**To be done**
Quote the records beneath, complete and exact. Leave out images.

=-=-=

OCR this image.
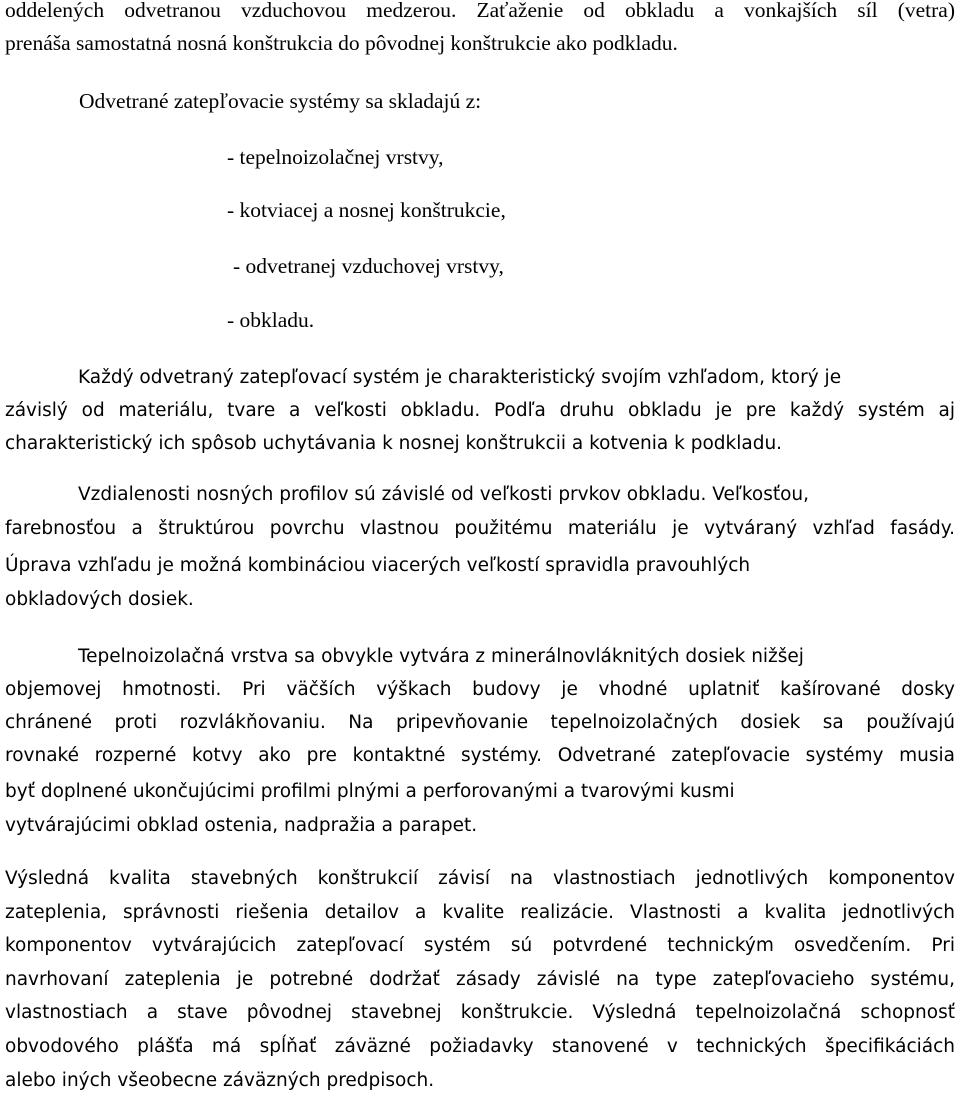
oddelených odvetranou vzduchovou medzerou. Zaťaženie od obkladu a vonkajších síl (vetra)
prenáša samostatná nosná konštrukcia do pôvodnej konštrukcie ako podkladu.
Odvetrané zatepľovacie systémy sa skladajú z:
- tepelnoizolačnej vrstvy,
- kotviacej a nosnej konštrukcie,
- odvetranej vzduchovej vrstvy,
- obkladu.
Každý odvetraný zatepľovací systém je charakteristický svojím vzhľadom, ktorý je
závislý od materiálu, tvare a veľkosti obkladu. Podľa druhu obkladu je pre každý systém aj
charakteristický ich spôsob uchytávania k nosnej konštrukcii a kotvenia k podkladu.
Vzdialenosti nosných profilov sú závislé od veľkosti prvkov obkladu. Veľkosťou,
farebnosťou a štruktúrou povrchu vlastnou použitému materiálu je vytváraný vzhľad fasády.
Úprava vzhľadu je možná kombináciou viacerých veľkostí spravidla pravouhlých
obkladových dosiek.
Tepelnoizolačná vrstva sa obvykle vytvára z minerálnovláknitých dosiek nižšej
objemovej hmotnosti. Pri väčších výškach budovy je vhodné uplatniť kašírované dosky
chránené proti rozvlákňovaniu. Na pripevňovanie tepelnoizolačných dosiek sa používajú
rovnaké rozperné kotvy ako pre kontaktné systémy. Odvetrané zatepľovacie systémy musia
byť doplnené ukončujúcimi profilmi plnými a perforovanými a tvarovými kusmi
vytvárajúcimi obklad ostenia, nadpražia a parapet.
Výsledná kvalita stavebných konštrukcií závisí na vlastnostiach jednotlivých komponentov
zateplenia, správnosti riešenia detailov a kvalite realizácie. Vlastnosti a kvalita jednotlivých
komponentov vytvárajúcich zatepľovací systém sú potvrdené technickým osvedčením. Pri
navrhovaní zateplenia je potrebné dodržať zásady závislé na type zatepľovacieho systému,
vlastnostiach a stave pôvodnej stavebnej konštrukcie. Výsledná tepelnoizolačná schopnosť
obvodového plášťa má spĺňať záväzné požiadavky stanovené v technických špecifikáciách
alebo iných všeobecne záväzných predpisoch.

=-=-=

**Response for this exercise**
OCR this image.
oddelených odvetranou vzduchovou medzerou. Zaťaženie od obkladu a vonkajších síl (vetra)
prenáša samostatná nosná konštrukcia do pôvodnej konštrukcie ako podkladu.
Odvetrané zatepľovacie systémy sa skladajú z:
- tepelnoizolačnej vrstvy,
- kotviacej a nosnej konštrukcie,
- odvetranej vzduchovej vrstvy,
- obkladu.
Každý odvetraný zatepľovací systém je charakteristický svojím vzhľadom, ktorý je
závislý od materiálu, tvare a veľkosti obkladu. Podľa druhu obkladu je pre každý systém aj
charakteristický ich spôsob uchytávania k nosnej konštrukcii a kotvenia k podkladu.
Vzdialenosti nosných profilov sú závislé od veľkosti prvkov obkladu. Veľkosťou,
farebnosťou a štruktúrou povrchu vlastnou použitému materiálu je vytváraný vzhľad fasády.
Úprava vzhľadu je možná kombináciou viacerých veľkostí spravidla pravouhlých
obkladových dosiek.
Tepelnoizolačná vrstva sa obvykle vytvára z minerálnovláknitých dosiek nižšej
objemovej hmotnosti. Pri väčších výškach budovy je vhodné uplatniť kašírované dosky
chránené proti rozvlákňovaniu. Na pripevňovanie tepelnoizolačných dosiek sa používajú
rovnaké rozperné kotvy ako pre kontaktné systémy. Odvetrané zatepľovacie systémy musia
byť doplnené ukončujúcimi profilmi plnými a perforovanými a tvarovými kusmi
vytvárajúcimi obklad ostenia, nadpražia a parapet.
Výsledná kvalita stavebných konštrukcií závisí na vlastnostiach jednotlivých komponentov
zateplenia, správnosti riešenia detailov a kvalite realizácie. Vlastnosti a kvalita jednotlivých
komponentov vytvárajúcich zatepľovací systém sú potvrdené technickým osvedčením. Pri
navrhovaní zateplenia je potrebné dodržať zásady závislé na type zatepľovacieho systému,
vlastnostiach a stave pôvodnej stavebnej konštrukcie. Výsledná tepelnoizolačná schopnosť
obvodového plášťa má spĺňať záväzné požiadavky stanovené v technických špecifikáciách
alebo iných všeobecne záväzných predpisoch.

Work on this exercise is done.